> [Activity] Exact copies of all the lines below are required.

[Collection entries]
+ + + + + + +

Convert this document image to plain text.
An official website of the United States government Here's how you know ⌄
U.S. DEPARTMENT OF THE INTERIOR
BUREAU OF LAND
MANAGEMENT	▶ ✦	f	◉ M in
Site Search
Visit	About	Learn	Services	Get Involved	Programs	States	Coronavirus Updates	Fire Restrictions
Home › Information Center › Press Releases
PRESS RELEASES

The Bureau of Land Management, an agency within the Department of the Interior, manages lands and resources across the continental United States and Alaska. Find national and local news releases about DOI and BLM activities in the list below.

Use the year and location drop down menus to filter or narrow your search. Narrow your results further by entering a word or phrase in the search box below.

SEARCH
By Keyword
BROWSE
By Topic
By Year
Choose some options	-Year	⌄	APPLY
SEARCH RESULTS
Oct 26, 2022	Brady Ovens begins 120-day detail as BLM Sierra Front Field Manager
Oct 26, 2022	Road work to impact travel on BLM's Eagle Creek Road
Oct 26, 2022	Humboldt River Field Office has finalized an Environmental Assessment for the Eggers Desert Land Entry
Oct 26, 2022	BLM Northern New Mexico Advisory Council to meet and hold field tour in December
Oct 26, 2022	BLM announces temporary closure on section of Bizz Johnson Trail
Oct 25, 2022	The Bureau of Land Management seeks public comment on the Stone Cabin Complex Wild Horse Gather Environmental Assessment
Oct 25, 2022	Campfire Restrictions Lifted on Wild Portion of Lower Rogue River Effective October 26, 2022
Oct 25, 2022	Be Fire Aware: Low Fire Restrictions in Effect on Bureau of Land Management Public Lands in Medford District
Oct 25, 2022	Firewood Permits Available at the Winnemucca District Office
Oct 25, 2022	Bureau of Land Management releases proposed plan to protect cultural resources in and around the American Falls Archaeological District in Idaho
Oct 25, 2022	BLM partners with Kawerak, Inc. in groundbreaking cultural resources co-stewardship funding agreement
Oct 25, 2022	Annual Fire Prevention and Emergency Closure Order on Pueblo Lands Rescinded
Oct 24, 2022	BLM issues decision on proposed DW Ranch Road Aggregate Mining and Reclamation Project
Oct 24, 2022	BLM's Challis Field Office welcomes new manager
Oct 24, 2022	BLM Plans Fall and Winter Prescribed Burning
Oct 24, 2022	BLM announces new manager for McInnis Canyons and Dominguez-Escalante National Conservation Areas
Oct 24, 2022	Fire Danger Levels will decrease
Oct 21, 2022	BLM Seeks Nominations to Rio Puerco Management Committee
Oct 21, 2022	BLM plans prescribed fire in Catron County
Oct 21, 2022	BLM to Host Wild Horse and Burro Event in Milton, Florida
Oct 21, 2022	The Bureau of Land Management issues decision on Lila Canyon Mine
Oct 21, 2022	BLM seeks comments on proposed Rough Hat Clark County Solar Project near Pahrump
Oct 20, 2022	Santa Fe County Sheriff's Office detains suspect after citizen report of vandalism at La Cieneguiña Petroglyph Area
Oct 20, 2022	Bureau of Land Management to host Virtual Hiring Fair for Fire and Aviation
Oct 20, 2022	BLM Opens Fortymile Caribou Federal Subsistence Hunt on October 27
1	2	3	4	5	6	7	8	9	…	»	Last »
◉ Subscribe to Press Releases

+ + + + + + +

> [Output for this exercise]
Convert this document image to plain text.
An official website of the United States government Here's how you know ⌄
U.S. DEPARTMENT OF THE INTERIOR
BUREAU OF LAND
MANAGEMENT	▶ ✦	f	◉ M in
Site Search
Visit	About	Learn	Services	Get Involved	Programs	States	Coronavirus Updates	Fire Restrictions
Home › Information Center › Press Releases
PRESS RELEASES

The Bureau of Land Management, an agency within the Department of the Interior, manages lands and resources across the continental United States and Alaska. Find national and local news releases about DOI and BLM activities in the list below.

Use the year and location drop down menus to filter or narrow your search. Narrow your results further by entering a word or phrase in the search box below.

SEARCH
By Keyword
BROWSE
By Topic
By Year
Choose some options	-Year	⌄	APPLY
SEARCH RESULTS
Oct 26, 2022	Brady Ovens begins 120-day detail as BLM Sierra Front Field Manager
Oct 26, 2022	Road work to impact travel on BLM's Eagle Creek Road
Oct 26, 2022	Humboldt River Field Office has finalized an Environmental Assessment for the Eggers Desert Land Entry
Oct 26, 2022	BLM Northern New Mexico Advisory Council to meet and hold field tour in December
Oct 26, 2022	BLM announces temporary closure on section of Bizz Johnson Trail
Oct 25, 2022	The Bureau of Land Management seeks public comment on the Stone Cabin Complex Wild Horse Gather Environmental Assessment
Oct 25, 2022	Campfire Restrictions Lifted on Wild Portion of Lower Rogue River Effective October 26, 2022
Oct 25, 2022	Be Fire Aware: Low Fire Restrictions in Effect on Bureau of Land Management Public Lands in Medford District
Oct 25, 2022	Firewood Permits Available at the Winnemucca District Office
Oct 25, 2022	Bureau of Land Management releases proposed plan to protect cultural resources in and around the American Falls Archaeological District in Idaho
Oct 25, 2022	BLM partners with Kawerak, Inc. in groundbreaking cultural resources co-stewardship funding agreement
Oct 25, 2022	Annual Fire Prevention and Emergency Closure Order on Pueblo Lands Rescinded
Oct 24, 2022	BLM issues decision on proposed DW Ranch Road Aggregate Mining and Reclamation Project
Oct 24, 2022	BLM's Challis Field Office welcomes new manager
Oct 24, 2022	BLM Plans Fall and Winter Prescribed Burning
Oct 24, 2022	BLM announces new manager for McInnis Canyons and Dominguez-Escalante National Conservation Areas
Oct 24, 2022	Fire Danger Levels will decrease
Oct 21, 2022	BLM Seeks Nominations to Rio Puerco Management Committee
Oct 21, 2022	BLM plans prescribed fire in Catron County
Oct 21, 2022	BLM to Host Wild Horse and Burro Event in Milton, Florida
Oct 21, 2022	The Bureau of Land Management issues decision on Lila Canyon Mine
Oct 21, 2022	BLM seeks comments on proposed Rough Hat Clark County Solar Project near Pahrump
Oct 20, 2022	Santa Fe County Sheriff's Office detains suspect after citizen report of vandalism at La Cieneguiña Petroglyph Area
Oct 20, 2022	Bureau of Land Management to host Virtual Hiring Fair for Fire and Aviation
Oct 20, 2022	BLM Opens Fortymile Caribou Federal Subsistence Hunt on October 27
1	2	3	4	5	6	7	8	9	…	»	Last »
◉ Subscribe to Press Releases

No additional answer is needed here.